- _REQUIRED ACTION_:
In the text on submitting data-parallel jobs, what does each MATLAB instance use to decide which portion of the curve it calculates?

- _TEXT UNDER STUDY_:
⟨
Be sure to destroy your job after the job has finished.

Submitting Data Parallel Jobs

The data-parallel example code calculates the area of pi under the curve. The non parallel version, calcPiSerial, calculates with a for loop, looping through discrete points. The parallel version, calcPiSpmd, uses the spmd construct to evaluate a part of the curve on each MATLAB instance. Each MATLAB instances uses its labindex (i.e. rank) to determine which portion of the curve to calculate. The calculations are then globally summed together and broadcasted back out. The code uses higher level routines, rather than lower level MPI calls. Once the summation has been calculated, it’s indexed into and communicated back to the local client MATLAB to calculate the total area.  

To submit the job, copy submitSpmdJobToCluster.m into your working directory, make the necessary modifications for your job environment, and then run the code from within MATLAB.  This will submit the job.   An explanation of the code follows:

function job = submitSpmdJobToCluster(sz)
⟩
- _LISTED RECORDS_:
⟨
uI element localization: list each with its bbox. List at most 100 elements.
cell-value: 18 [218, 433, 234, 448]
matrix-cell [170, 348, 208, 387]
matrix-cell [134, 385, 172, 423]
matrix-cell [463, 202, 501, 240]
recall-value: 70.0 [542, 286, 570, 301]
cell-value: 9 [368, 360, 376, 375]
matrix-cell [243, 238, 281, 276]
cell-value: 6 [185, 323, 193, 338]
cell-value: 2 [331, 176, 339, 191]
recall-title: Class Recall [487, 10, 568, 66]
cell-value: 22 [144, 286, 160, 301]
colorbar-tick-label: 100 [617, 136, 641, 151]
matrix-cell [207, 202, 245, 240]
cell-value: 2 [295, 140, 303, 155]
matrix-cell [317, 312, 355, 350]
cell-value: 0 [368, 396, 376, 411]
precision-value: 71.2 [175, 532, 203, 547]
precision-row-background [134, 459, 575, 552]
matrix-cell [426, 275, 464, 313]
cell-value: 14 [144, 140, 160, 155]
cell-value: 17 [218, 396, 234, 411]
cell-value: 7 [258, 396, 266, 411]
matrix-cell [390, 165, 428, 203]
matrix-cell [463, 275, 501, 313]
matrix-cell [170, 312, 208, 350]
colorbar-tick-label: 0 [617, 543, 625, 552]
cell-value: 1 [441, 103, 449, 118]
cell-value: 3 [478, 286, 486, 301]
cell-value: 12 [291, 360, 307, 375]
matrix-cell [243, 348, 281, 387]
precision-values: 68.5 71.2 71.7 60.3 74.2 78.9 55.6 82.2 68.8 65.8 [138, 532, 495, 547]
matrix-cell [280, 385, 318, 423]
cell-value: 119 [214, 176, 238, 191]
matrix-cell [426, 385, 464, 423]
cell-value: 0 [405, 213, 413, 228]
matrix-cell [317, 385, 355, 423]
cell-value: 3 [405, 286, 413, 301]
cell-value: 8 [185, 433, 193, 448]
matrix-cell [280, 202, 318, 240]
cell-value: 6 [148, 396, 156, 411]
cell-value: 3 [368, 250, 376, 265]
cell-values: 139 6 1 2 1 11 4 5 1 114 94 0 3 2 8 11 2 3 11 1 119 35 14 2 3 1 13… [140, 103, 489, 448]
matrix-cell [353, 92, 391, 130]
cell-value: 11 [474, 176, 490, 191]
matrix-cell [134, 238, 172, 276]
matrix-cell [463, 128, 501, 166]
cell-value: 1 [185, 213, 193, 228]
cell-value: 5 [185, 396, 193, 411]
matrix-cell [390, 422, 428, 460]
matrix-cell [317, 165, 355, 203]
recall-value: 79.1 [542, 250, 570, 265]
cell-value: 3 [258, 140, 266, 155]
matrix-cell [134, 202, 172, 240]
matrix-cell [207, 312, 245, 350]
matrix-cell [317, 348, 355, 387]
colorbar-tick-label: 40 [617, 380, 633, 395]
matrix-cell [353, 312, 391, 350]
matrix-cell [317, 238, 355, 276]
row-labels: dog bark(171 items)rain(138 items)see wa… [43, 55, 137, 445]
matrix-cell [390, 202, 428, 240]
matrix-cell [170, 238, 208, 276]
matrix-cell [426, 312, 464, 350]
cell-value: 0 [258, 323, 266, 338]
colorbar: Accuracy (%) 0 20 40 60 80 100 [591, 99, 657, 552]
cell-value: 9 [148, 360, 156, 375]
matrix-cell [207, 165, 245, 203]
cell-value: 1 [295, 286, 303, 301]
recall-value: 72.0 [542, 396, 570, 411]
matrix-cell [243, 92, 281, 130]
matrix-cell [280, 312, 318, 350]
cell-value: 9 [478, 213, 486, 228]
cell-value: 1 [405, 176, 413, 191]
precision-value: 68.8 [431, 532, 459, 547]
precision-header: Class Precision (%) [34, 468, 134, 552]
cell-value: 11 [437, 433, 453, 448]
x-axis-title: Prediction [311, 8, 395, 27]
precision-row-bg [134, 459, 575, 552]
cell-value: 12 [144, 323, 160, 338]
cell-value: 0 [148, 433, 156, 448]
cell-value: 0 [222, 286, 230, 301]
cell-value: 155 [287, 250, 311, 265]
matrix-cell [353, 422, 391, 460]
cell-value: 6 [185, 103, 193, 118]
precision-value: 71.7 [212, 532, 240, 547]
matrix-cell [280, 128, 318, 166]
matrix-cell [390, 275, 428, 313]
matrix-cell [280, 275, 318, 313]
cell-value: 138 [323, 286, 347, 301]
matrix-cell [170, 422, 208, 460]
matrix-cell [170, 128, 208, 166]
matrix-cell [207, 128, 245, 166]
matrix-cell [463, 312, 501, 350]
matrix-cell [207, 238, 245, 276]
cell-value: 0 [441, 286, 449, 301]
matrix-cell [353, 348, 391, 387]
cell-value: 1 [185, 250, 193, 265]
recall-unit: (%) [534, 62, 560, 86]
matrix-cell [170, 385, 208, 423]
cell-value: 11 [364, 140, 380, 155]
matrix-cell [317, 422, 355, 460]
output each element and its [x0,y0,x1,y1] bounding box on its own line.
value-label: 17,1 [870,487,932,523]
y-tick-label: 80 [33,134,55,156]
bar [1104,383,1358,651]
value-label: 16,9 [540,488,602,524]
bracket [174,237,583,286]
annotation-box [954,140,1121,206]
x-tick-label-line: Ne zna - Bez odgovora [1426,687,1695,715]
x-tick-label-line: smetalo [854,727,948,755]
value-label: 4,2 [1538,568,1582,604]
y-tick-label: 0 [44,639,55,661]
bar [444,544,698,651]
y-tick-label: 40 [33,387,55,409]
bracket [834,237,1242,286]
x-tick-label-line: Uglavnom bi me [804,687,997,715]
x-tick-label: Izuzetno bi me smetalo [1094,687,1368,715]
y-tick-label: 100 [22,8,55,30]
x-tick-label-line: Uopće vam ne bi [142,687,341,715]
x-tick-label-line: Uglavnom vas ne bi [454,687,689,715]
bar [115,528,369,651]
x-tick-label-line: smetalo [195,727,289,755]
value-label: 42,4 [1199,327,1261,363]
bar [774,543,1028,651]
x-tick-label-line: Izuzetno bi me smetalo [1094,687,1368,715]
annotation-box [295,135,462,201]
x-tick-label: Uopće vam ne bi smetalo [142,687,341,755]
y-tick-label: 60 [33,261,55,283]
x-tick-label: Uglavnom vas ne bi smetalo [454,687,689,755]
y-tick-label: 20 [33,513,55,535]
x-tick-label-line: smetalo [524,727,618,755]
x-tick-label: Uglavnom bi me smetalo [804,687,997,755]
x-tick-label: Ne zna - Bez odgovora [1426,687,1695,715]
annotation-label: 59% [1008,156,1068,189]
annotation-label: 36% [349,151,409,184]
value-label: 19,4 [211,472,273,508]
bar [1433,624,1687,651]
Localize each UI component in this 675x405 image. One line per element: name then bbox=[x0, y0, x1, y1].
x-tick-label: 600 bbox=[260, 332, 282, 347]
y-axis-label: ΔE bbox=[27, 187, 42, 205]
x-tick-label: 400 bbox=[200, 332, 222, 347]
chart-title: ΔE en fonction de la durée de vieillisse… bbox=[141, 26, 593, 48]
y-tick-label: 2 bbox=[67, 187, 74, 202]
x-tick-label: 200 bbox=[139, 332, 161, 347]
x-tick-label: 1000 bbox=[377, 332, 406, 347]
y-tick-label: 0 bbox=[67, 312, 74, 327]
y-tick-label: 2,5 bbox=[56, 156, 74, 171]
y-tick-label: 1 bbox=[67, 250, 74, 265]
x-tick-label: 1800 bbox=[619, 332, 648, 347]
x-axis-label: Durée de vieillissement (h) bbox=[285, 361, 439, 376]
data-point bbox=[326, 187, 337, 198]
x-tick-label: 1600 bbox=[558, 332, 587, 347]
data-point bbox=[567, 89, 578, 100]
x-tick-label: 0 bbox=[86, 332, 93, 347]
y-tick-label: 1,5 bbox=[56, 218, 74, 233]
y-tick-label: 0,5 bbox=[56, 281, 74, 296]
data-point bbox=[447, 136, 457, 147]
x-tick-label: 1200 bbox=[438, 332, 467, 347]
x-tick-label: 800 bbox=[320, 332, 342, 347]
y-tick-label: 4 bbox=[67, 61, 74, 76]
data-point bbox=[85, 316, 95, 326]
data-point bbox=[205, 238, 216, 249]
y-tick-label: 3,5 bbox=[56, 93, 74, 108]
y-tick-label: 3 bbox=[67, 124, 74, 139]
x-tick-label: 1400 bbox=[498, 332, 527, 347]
⟩
- _SOLUTION TO THE EXERCISE_:
Its labindex (its rank).